> _OBJECTIVE_: Each entry must be reproduced precisely as it stands.

> _DATA SUPPLIED_:
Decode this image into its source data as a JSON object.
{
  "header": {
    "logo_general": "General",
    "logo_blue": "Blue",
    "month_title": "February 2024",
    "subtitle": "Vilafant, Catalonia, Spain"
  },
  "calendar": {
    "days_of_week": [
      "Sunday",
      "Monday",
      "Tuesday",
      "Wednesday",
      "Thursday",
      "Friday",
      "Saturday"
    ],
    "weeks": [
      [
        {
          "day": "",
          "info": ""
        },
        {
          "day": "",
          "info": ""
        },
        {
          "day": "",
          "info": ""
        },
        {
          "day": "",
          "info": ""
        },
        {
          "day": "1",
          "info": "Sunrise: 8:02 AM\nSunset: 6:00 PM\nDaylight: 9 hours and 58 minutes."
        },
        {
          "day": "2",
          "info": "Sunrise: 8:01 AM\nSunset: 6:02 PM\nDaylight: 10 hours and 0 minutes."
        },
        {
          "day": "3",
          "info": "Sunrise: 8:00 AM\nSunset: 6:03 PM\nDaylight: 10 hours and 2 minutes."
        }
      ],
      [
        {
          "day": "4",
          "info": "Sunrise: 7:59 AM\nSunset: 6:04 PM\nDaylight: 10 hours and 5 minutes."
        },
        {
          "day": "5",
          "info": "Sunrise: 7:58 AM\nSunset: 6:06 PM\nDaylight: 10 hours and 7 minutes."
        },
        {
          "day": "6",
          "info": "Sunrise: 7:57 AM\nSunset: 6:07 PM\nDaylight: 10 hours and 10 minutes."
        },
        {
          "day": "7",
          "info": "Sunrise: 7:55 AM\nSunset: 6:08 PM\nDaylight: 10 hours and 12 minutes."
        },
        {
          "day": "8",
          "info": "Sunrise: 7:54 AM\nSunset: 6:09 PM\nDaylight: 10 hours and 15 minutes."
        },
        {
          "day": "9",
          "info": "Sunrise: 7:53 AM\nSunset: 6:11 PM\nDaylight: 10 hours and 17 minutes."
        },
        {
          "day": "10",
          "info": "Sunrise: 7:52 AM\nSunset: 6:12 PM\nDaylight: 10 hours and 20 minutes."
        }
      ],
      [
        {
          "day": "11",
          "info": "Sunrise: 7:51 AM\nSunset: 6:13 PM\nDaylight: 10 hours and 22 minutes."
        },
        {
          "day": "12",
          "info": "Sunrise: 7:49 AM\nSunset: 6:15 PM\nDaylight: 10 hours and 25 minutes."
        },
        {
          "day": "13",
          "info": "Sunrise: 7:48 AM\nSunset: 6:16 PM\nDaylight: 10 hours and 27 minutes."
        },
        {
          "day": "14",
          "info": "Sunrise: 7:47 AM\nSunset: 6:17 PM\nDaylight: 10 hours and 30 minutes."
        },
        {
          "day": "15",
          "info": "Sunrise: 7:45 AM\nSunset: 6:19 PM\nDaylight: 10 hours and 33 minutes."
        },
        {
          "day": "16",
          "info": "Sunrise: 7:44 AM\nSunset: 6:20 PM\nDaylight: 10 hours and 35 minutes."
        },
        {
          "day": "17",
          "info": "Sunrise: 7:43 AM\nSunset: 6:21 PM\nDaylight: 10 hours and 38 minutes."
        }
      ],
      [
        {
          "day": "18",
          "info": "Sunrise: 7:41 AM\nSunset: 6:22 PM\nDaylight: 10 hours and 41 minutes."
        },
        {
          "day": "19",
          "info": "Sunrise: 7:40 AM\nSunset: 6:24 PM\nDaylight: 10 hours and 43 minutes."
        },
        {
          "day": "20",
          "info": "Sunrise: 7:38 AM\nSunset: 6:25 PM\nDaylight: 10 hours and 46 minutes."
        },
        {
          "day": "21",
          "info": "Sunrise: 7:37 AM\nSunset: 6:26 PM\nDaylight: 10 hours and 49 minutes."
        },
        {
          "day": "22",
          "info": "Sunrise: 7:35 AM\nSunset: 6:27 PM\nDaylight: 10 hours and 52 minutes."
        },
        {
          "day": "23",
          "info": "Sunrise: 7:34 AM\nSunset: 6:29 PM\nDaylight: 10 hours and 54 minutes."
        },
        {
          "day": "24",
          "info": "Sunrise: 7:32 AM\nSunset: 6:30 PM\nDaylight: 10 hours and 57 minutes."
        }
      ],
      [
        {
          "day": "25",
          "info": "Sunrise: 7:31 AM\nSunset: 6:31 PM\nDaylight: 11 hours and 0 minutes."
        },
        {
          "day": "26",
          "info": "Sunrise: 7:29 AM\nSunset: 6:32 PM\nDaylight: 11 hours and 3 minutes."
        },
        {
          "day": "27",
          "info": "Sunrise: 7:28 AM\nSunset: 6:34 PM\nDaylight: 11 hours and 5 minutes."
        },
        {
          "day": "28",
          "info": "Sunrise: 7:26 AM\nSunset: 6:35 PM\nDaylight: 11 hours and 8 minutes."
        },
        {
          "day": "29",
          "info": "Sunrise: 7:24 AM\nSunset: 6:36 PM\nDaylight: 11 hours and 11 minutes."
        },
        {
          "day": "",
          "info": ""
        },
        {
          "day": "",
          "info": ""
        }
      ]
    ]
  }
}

> _SOLVED PROBLEM_:
Decode this image into its source data as a JSON object.
{
  "header": {
    "logo_general": "General",
    "logo_blue": "Blue",
    "month_title": "February 2024",
    "subtitle": "Vilafant, Catalonia, Spain"
  },
  "calendar": {
    "days_of_week": [
      "Sunday",
      "Monday",
      "Tuesday",
      "Wednesday",
      "Thursday",
      "Friday",
      "Saturday"
    ],
    "weeks": [
      [
        {
          "day": "",
          "info": ""
        },
        {
          "day": "",
          "info": ""
        },
        {
          "day": "",
          "info": ""
        },
        {
          "day": "",
          "info": ""
        },
        {
          "day": "1",
          "info": "Sunrise: 8:02 AM\nSunset: 6:00 PM\nDaylight: 9 hours and 58 minutes."
        },
        {
          "day": "2",
          "info": "Sunrise: 8:01 AM\nSunset: 6:02 PM\nDaylight: 10 hours and 0 minutes."
        },
        {
          "day": "3",
          "info": "Sunrise: 8:00 AM\nSunset: 6:03 PM\nDaylight: 10 hours and 2 minutes."
        }
      ],
      [
        {
          "day": "4",
          "info": "Sunrise: 7:59 AM\nSunset: 6:04 PM\nDaylight: 10 hours and 5 minutes."
        },
        {
          "day": "5",
          "info": "Sunrise: 7:58 AM\nSunset: 6:06 PM\nDaylight: 10 hours and 7 minutes."
        },
        {
          "day": "6",
          "info": "Sunrise: 7:57 AM\nSunset: 6:07 PM\nDaylight: 10 hours and 10 minutes."
        },
        {
          "day": "7",
          "info": "Sunrise: 7:55 AM\nSunset: 6:08 PM\nDaylight: 10 hours and 12 minutes."
        },
        {
          "day": "8",
          "info": "Sunrise: 7:54 AM\nSunset: 6:09 PM\nDaylight: 10 hours and 15 minutes."
        },
        {
          "day": "9",
          "info": "Sunrise: 7:53 AM\nSunset: 6:11 PM\nDaylight: 10 hours and 17 minutes."
        },
        {
          "day": "10",
          "info": "Sunrise: 7:52 AM\nSunset: 6:12 PM\nDaylight: 10 hours and 20 minutes."
        }
      ],
      [
        {
          "day": "11",
          "info": "Sunrise: 7:51 AM\nSunset: 6:13 PM\nDaylight: 10 hours and 22 minutes."
        },
        {
          "day": "12",
          "info": "Sunrise: 7:49 AM\nSunset: 6:15 PM\nDaylight: 10 hours and 25 minutes."
        },
        {
          "day": "13",
          "info": "Sunrise: 7:48 AM\nSunset: 6:16 PM\nDaylight: 10 hours and 27 minutes."
        },
        {
          "day": "14",
          "info": "Sunrise: 7:47 AM\nSunset: 6:17 PM\nDaylight: 10 hours and 30 minutes."
        },
        {
          "day": "15",
          "info": "Sunrise: 7:45 AM\nSunset: 6:19 PM\nDaylight: 10 hours and 33 minutes."
        },
        {
          "day": "16",
          "info": "Sunrise: 7:44 AM\nSunset: 6:20 PM\nDaylight: 10 hours and 35 minutes."
        },
        {
          "day": "17",
          "info": "Sunrise: 7:43 AM\nSunset: 6:21 PM\nDaylight: 10 hours and 38 minutes."
        }
      ],
      [
        {
          "day": "18",
          "info": "Sunrise: 7:41 AM\nSunset: 6:22 PM\nDaylight: 10 hours and 41 minutes."
        },
        {
          "day": "19",
          "info": "Sunrise: 7:40 AM\nSunset: 6:24 PM\nDaylight: 10 hours and 43 minutes."
        },
        {
          "day": "20",
          "info": "Sunrise: 7:38 AM\nSunset: 6:25 PM\nDaylight: 10 hours and 46 minutes."
        },
        {
          "day": "21",
          "info": "Sunrise: 7:37 AM\nSunset: 6:26 PM\nDaylight: 10 hours and 49 minutes."
        },
        {
          "day": "22",
          "info": "Sunrise: 7:35 AM\nSunset: 6:27 PM\nDaylight: 10 hours and 52 minutes."
        },
        {
          "day": "23",
          "info": "Sunrise: 7:34 AM\nSunset: 6:29 PM\nDaylight: 10 hours and 54 minutes."
        },
        {
          "day": "24",
          "info": "Sunrise: 7:32 AM\nSunset: 6:30 PM\nDaylight: 10 hours and 57 minutes."
        }
      ],
      [
        {
          "day": "25",
          "info": "Sunrise: 7:31 AM\nSunset: 6:31 PM\nDaylight: 11 hours and 0 minutes."
        },
        {
          "day": "26",
          "info": "Sunrise: 7:29 AM\nSunset: 6:32 PM\nDaylight: 11 hours and 3 minutes."
        },
        {
          "day": "27",
          "info": "Sunrise: 7:28 AM\nSunset: 6:34 PM\nDaylight: 11 hours and 5 minutes."
        },
        {
          "day": "28",
          "info": "Sunrise: 7:26 AM\nSunset: 6:35 PM\nDaylight: 11 hours and 8 minutes."
        },
        {
          "day": "29",
          "info": "Sunrise: 7:24 AM\nSunset: 6:36 PM\nDaylight: 11 hours and 11 minutes."
        },
        {
          "day": "",
          "info": ""
        },
        {
          "day": "",
          "info": ""
        }
      ]
    ]
  }
}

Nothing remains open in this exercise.